* Given exercise *
Can you output the material exactly as written, minus any pictures it holds?

* Supplied material *
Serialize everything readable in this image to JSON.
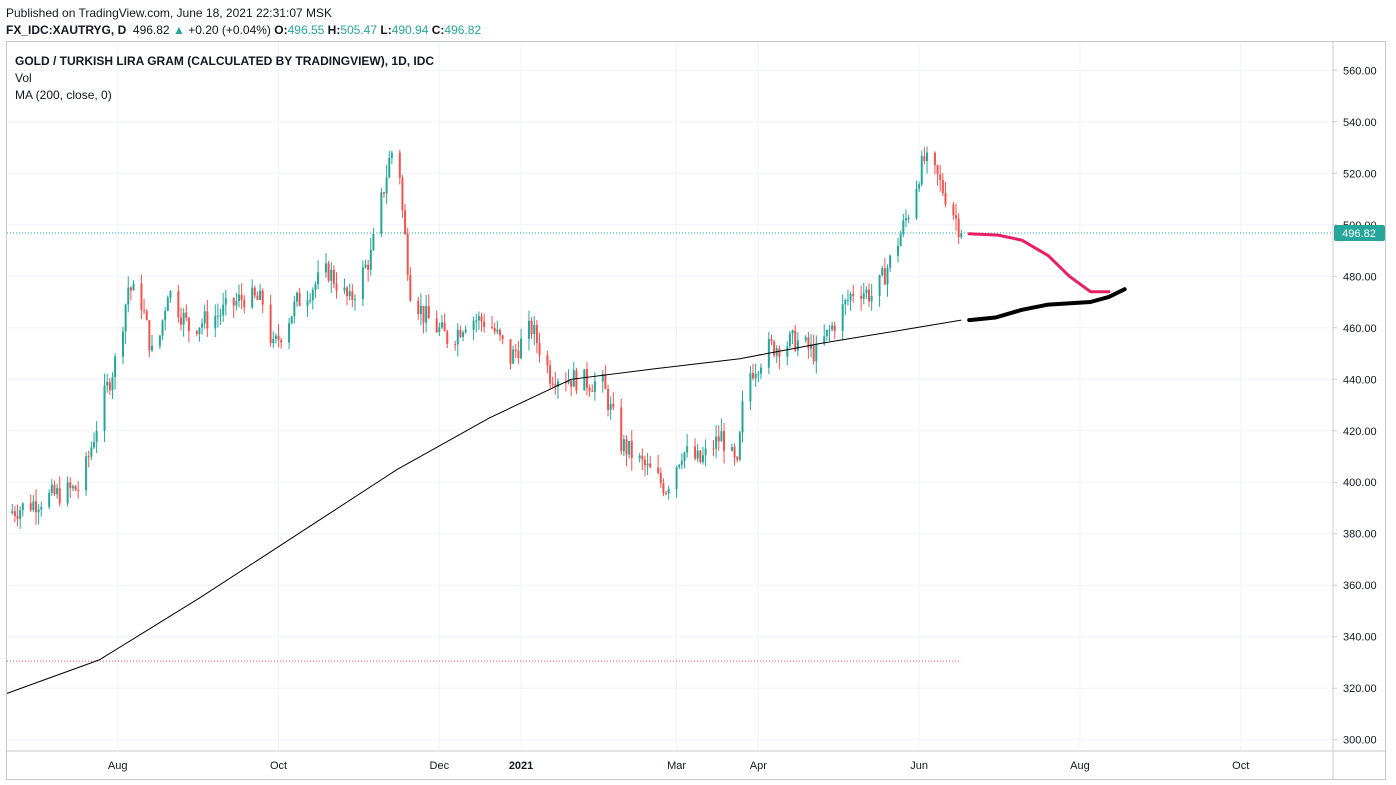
{
  "header": {
    "published": "Published on TradingView.com, June 18, 2021 22:31:07 MSK",
    "symbol": "FX_IDC:XAUTRYG, D",
    "last": "496.82",
    "change": "+0.20 (+0.04%)",
    "o_label": "O:",
    "o_val": "496.55",
    "h_label": "H:",
    "h_val": "505.47",
    "l_label": "L:",
    "l_val": "490.94",
    "c_label": "C:",
    "c_val": "496.82"
  },
  "legend": {
    "title": "GOLD / TURKISH LIRA GRAM (CALCULATED BY TRADINGVIEW), 1D, IDC",
    "vol": "Vol",
    "ma": "MA (200, close, 0)"
  },
  "price_tag": "496.82",
  "colors": {
    "up": "#26a69a",
    "down": "#ef5350",
    "ma": "#000000",
    "drawing_pink": "#e91e63",
    "drawing_black": "#000000"
  },
  "chart_data": {
    "type": "candlestick",
    "y_ticks": [
      "300.00",
      "320.00",
      "340.00",
      "360.00",
      "380.00",
      "400.00",
      "420.00",
      "440.00",
      "460.00",
      "480.00",
      "500.00",
      "520.00",
      "540.00",
      "560.00"
    ],
    "ylim": [
      296,
      571
    ],
    "x_ticks": [
      {
        "label": "Aug",
        "date": "2020-08-01"
      },
      {
        "label": "Oct",
        "date": "2020-10-01"
      },
      {
        "label": "Dec",
        "date": "2020-12-01"
      },
      {
        "label": "2021",
        "date": "2021-01-01",
        "bold": true
      },
      {
        "label": "Mar",
        "date": "2021-03-01"
      },
      {
        "label": "Apr",
        "date": "2021-04-01"
      },
      {
        "label": "Jun",
        "date": "2021-06-01"
      },
      {
        "label": "Aug",
        "date": "2021-08-01"
      },
      {
        "label": "Oct",
        "date": "2021-10-01"
      }
    ],
    "x_range": [
      "2020-06-20",
      "2021-11-05"
    ],
    "last_price": 496.82,
    "ma_reference_level": 330.5,
    "price_path": [
      [
        "2020-06-20",
        388
      ],
      [
        "2020-07-05",
        394
      ],
      [
        "2020-07-18",
        398
      ],
      [
        "2020-07-26",
        430
      ],
      [
        "2020-08-01",
        450
      ],
      [
        "2020-08-05",
        476
      ],
      [
        "2020-08-10",
        470
      ],
      [
        "2020-08-15",
        445
      ],
      [
        "2020-08-20",
        475
      ],
      [
        "2020-08-28",
        460
      ],
      [
        "2020-09-08",
        465
      ],
      [
        "2020-09-18",
        472
      ],
      [
        "2020-09-25",
        470
      ],
      [
        "2020-09-29",
        452
      ],
      [
        "2020-10-08",
        470
      ],
      [
        "2020-10-20",
        482
      ],
      [
        "2020-10-28",
        470
      ],
      [
        "2020-11-05",
        488
      ],
      [
        "2020-11-12",
        525
      ],
      [
        "2020-11-15",
        535
      ],
      [
        "2020-11-17",
        505
      ],
      [
        "2020-11-20",
        475
      ],
      [
        "2020-11-25",
        465
      ],
      [
        "2020-12-05",
        455
      ],
      [
        "2020-12-12",
        464
      ],
      [
        "2020-12-20",
        462
      ],
      [
        "2020-12-28",
        448
      ],
      [
        "2021-01-05",
        460
      ],
      [
        "2021-01-12",
        442
      ],
      [
        "2021-01-22",
        440
      ],
      [
        "2021-02-01",
        438
      ],
      [
        "2021-02-08",
        415
      ],
      [
        "2021-02-18",
        405
      ],
      [
        "2021-02-25",
        398
      ],
      [
        "2021-03-03",
        412
      ],
      [
        "2021-03-10",
        408
      ],
      [
        "2021-03-18",
        418
      ],
      [
        "2021-03-24",
        405
      ],
      [
        "2021-03-27",
        440
      ],
      [
        "2021-04-05",
        452
      ],
      [
        "2021-04-15",
        455
      ],
      [
        "2021-04-23",
        450
      ],
      [
        "2021-04-30",
        462
      ],
      [
        "2021-05-08",
        476
      ],
      [
        "2021-05-15",
        472
      ],
      [
        "2021-05-22",
        488
      ],
      [
        "2021-05-28",
        505
      ],
      [
        "2021-06-01",
        520
      ],
      [
        "2021-06-03",
        525
      ],
      [
        "2021-06-08",
        518
      ],
      [
        "2021-06-14",
        505
      ],
      [
        "2021-06-17",
        497
      ]
    ],
    "ma_200": [
      [
        "2020-06-20",
        318
      ],
      [
        "2020-07-25",
        331
      ],
      [
        "2020-09-01",
        355
      ],
      [
        "2020-10-10",
        381
      ],
      [
        "2020-11-15",
        405
      ],
      [
        "2020-12-20",
        425
      ],
      [
        "2021-01-20",
        440
      ],
      [
        "2021-02-20",
        444
      ],
      [
        "2021-03-25",
        448
      ],
      [
        "2021-04-25",
        454
      ],
      [
        "2021-05-25",
        459
      ],
      [
        "2021-06-17",
        463
      ]
    ],
    "drawing_pink": [
      [
        "2021-06-20",
        496.5
      ],
      [
        "2021-07-01",
        496
      ],
      [
        "2021-07-10",
        494
      ],
      [
        "2021-07-20",
        488
      ],
      [
        "2021-07-28",
        480
      ],
      [
        "2021-08-05",
        474
      ],
      [
        "2021-08-12",
        474
      ]
    ],
    "drawing_black": [
      [
        "2021-06-20",
        463
      ],
      [
        "2021-06-30",
        464
      ],
      [
        "2021-07-10",
        467
      ],
      [
        "2021-07-20",
        469
      ],
      [
        "2021-08-05",
        470
      ],
      [
        "2021-08-12",
        472
      ],
      [
        "2021-08-18",
        475
      ]
    ]
  }
}
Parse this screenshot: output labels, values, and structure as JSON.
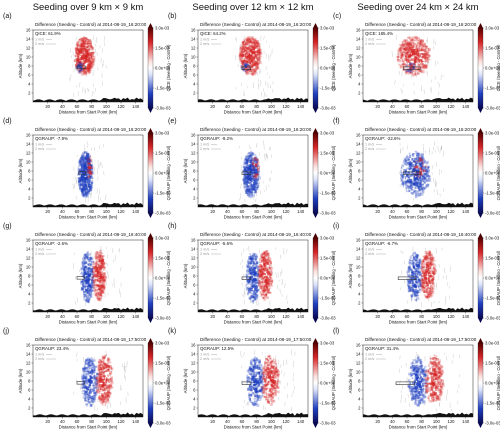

* Exercise solution *
Serialize everything readable in this image to JSON.
{
  "header": {
    "published": "Published on TradingView.com, June 18, 2021 22:31:07 MSK",
    "symbol": "FX_IDC:XAUTRYG, D",
    "last": "496.82",
    "change": "+0.20 (+0.04%)",
    "o_label": "O:",
    "o_val": "496.55",
    "h_label": "H:",
    "h_val": "505.47",
    "l_label": "L:",
    "l_val": "490.94",
    "c_label": "C:",
    "c_val": "496.82"
  },
  "legend": {
    "title": "GOLD / TURKISH LIRA GRAM (CALCULATED BY TRADINGVIEW), 1D, IDC",
    "vol": "Vol",
    "ma": "MA (200, close, 0)"
  },
  "price_tag": "496.82",
  "colors": {
    "up": "#26a69a",
    "down": "#ef5350",
    "ma": "#000000",
    "drawing_pink": "#e91e63",
    "drawing_black": "#000000"
  },
  "chart_data": {
    "type": "candlestick",
    "y_ticks": [
      "300.00",
      "320.00",
      "340.00",
      "360.00",
      "380.00",
      "400.00",
      "420.00",
      "440.00",
      "460.00",
      "480.00",
      "500.00",
      "520.00",
      "540.00",
      "560.00"
    ],
    "ylim": [
      296,
      571
    ],
    "x_ticks": [
      {
        "label": "Aug",
        "date": "2020-08-01"
      },
      {
        "label": "Oct",
        "date": "2020-10-01"
      },
      {
        "label": "Dec",
        "date": "2020-12-01"
      },
      {
        "label": "2021",
        "date": "2021-01-01",
        "bold": true
      },
      {
        "label": "Mar",
        "date": "2021-03-01"
      },
      {
        "label": "Apr",
        "date": "2021-04-01"
      },
      {
        "label": "Jun",
        "date": "2021-06-01"
      },
      {
        "label": "Aug",
        "date": "2021-08-01"
      },
      {
        "label": "Oct",
        "date": "2021-10-01"
      }
    ],
    "x_range": [
      "2020-06-20",
      "2021-11-05"
    ],
    "last_price": 496.82,
    "ma_reference_level": 330.5,
    "price_path": [
      [
        "2020-06-20",
        388
      ],
      [
        "2020-07-05",
        394
      ],
      [
        "2020-07-18",
        398
      ],
      [
        "2020-07-26",
        430
      ],
      [
        "2020-08-01",
        450
      ],
      [
        "2020-08-05",
        476
      ],
      [
        "2020-08-10",
        470
      ],
      [
        "2020-08-15",
        445
      ],
      [
        "2020-08-20",
        475
      ],
      [
        "2020-08-28",
        460
      ],
      [
        "2020-09-08",
        465
      ],
      [
        "2020-09-18",
        472
      ],
      [
        "2020-09-25",
        470
      ],
      [
        "2020-09-29",
        452
      ],
      [
        "2020-10-08",
        470
      ],
      [
        "2020-10-20",
        482
      ],
      [
        "2020-10-28",
        470
      ],
      [
        "2020-11-05",
        488
      ],
      [
        "2020-11-12",
        525
      ],
      [
        "2020-11-15",
        535
      ],
      [
        "2020-11-17",
        505
      ],
      [
        "2020-11-20",
        475
      ],
      [
        "2020-11-25",
        465
      ],
      [
        "2020-12-05",
        455
      ],
      [
        "2020-12-12",
        464
      ],
      [
        "2020-12-20",
        462
      ],
      [
        "2020-12-28",
        448
      ],
      [
        "2021-01-05",
        460
      ],
      [
        "2021-01-12",
        442
      ],
      [
        "2021-01-22",
        440
      ],
      [
        "2021-02-01",
        438
      ],
      [
        "2021-02-08",
        415
      ],
      [
        "2021-02-18",
        405
      ],
      [
        "2021-02-25",
        398
      ],
      [
        "2021-03-03",
        412
      ],
      [
        "2021-03-10",
        408
      ],
      [
        "2021-03-18",
        418
      ],
      [
        "2021-03-24",
        405
      ],
      [
        "2021-03-27",
        440
      ],
      [
        "2021-04-05",
        452
      ],
      [
        "2021-04-15",
        455
      ],
      [
        "2021-04-23",
        450
      ],
      [
        "2021-04-30",
        462
      ],
      [
        "2021-05-08",
        476
      ],
      [
        "2021-05-15",
        472
      ],
      [
        "2021-05-22",
        488
      ],
      [
        "2021-05-28",
        505
      ],
      [
        "2021-06-01",
        520
      ],
      [
        "2021-06-03",
        525
      ],
      [
        "2021-06-08",
        518
      ],
      [
        "2021-06-14",
        505
      ],
      [
        "2021-06-17",
        497
      ]
    ],
    "ma_200": [
      [
        "2020-06-20",
        318
      ],
      [
        "2020-07-25",
        331
      ],
      [
        "2020-09-01",
        355
      ],
      [
        "2020-10-10",
        381
      ],
      [
        "2020-11-15",
        405
      ],
      [
        "2020-12-20",
        425
      ],
      [
        "2021-01-20",
        440
      ],
      [
        "2021-02-20",
        444
      ],
      [
        "2021-03-25",
        448
      ],
      [
        "2021-04-25",
        454
      ],
      [
        "2021-05-25",
        459
      ],
      [
        "2021-06-17",
        463
      ]
    ],
    "drawing_pink": [
      [
        "2021-06-20",
        496.5
      ],
      [
        "2021-07-01",
        496
      ],
      [
        "2021-07-10",
        494
      ],
      [
        "2021-07-20",
        488
      ],
      [
        "2021-07-28",
        480
      ],
      [
        "2021-08-05",
        474
      ],
      [
        "2021-08-12",
        474
      ]
    ],
    "drawing_black": [
      [
        "2021-06-20",
        463
      ],
      [
        "2021-06-30",
        464
      ],
      [
        "2021-07-10",
        467
      ],
      [
        "2021-07-20",
        469
      ],
      [
        "2021-08-05",
        470
      ],
      [
        "2021-08-12",
        472
      ],
      [
        "2021-08-18",
        475
      ]
    ]
  }
}
Parse this screenshot: output labels, values, and structure as JSON.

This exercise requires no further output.